# [DOCUMENT EXTRACT]
______________________________

Johannes Theodor Müller (28 November 1873 – 15 March 1953) also known as John Theodore Muller, was a German-Australian sculptor, best known for his carvings on the sandstone walls of University of Queensland's Great Court at its St Lucia campus in Brisbane.

== Life and career ==

According to Müller's biographer, John East, information about Müller's life is scanty because all his records were destroyed in a fire at his home on 5 July 1952. Nevertheless East was able to retrieve sufficient official records and other sources for his biography.

Müller was born on 28 November 1873 in Schandau, now known as Bad Schandau, Germany, then part of the Kingdom of Saxony. Müller was the fifth child of Carl Gottlob Müller (a member of the Royal Saxon Army, guarding the nearby border with Bohemia, now the Czech Republic) and Emma Alwine, née Gräfe.

After working briefly in London, in 1901 Müller began working in Berlin. In 1903, Müller travelled to Sydney Australia to begin a three-year contract with Wunderlich Limited making clay models of designs to be stamped into tin ceilings. He stayed with the company for eight years.

In 1905, Müller married and began raising a family. In 1908, he became a citizen of Australia. In 1911, Müller and his family moved to Brisbane where he established his own business, but then resumed employment at a new factory Wunderlich had opened in the city.

In the 1920s, Müller became involved with masonry work as a subcontractor, including on Brisbane's Treasury Building, on the Masonic Temple, and on the Brisbane City Hall. Müller's work on the city hall included carving lions' heads into the sandstone facings of the building.

______________________________

# [ACTIVITY]
Carry the account of sculptor Johannes Theodor Müller forward from its final sentence, in the same encyclopedic register.

# [DATA FOR REVIEW]

______________________________

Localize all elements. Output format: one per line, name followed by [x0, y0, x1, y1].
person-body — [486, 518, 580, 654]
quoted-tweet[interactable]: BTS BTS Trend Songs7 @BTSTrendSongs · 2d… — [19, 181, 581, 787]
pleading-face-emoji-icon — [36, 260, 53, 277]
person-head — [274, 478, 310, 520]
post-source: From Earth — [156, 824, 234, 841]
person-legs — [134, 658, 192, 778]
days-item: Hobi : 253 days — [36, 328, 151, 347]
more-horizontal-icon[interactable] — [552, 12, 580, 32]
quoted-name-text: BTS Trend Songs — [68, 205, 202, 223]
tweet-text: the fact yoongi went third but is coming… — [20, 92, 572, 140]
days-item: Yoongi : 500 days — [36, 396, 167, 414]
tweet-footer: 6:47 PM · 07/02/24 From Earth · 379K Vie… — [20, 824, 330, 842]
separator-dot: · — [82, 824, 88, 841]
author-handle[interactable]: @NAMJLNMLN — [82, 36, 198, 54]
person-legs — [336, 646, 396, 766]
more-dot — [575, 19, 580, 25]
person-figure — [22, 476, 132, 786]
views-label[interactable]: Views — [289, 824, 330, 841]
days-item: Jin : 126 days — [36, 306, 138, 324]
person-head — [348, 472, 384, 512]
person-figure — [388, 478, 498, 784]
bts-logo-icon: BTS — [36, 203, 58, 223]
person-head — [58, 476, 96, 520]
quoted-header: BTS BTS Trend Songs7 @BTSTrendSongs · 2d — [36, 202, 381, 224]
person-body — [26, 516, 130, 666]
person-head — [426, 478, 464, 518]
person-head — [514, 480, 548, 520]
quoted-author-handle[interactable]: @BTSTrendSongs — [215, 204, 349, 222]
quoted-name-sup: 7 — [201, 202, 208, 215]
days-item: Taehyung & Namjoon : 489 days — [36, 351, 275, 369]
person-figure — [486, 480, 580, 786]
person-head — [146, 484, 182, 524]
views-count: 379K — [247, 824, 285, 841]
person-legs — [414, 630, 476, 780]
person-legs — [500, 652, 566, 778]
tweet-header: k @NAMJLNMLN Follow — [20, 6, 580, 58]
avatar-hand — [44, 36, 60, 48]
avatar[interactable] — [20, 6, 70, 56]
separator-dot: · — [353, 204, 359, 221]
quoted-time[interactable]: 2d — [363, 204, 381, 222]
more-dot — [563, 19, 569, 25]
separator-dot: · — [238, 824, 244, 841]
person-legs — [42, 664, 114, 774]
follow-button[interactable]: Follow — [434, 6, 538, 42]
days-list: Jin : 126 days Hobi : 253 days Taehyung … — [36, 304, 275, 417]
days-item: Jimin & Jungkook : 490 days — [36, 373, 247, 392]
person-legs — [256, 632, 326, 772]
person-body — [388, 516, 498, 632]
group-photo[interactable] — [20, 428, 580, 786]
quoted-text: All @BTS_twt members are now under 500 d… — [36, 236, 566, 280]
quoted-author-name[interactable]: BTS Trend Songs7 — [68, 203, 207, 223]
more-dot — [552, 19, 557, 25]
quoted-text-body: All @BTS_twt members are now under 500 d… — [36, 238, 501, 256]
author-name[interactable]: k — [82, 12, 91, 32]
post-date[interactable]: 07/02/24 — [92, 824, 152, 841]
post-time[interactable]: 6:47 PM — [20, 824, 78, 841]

______________________________

# [RESPONSE TO THIS TASK]
In late 1929, Müller served as the chief assistant stone carver to Daphne Mayo who was responsible for the large tympanum crowning the central portico of the Brisbane City Hall.

After 1930, the Great Depression reduced building activity. In 1932, the Queensland State Government commenced large-scale construction of public buildings, including, in 1938, the University of Queensland at St Lucia. In 1939, Müller, Frederick McGowan (a Sydney stonemason), and Frederick Pilling (who had worked with Müller on the city hall) began carving decorations into the Helidon freestone facings. This was curtailed by the start of World War II. McGowan and Pilling both died in 1942, by which time Müller had resumed carving the decorations, including grotesques, for which Müller had complete artistic freedom.

Müller continued to work on the decorations until 1951 when ill-health forced him to take a break for several months. In April 1952 illness prevented him from doing any more work.

== Personal life ==

In January 1905, Müller married Kate Rose, a teacher who was 10 years younger than Müller. They had two children: a son, Max, in 1906, and a daughter, Louise, in 1907.

Müller died on 15 March 1953; Kate died on 26 July 1953.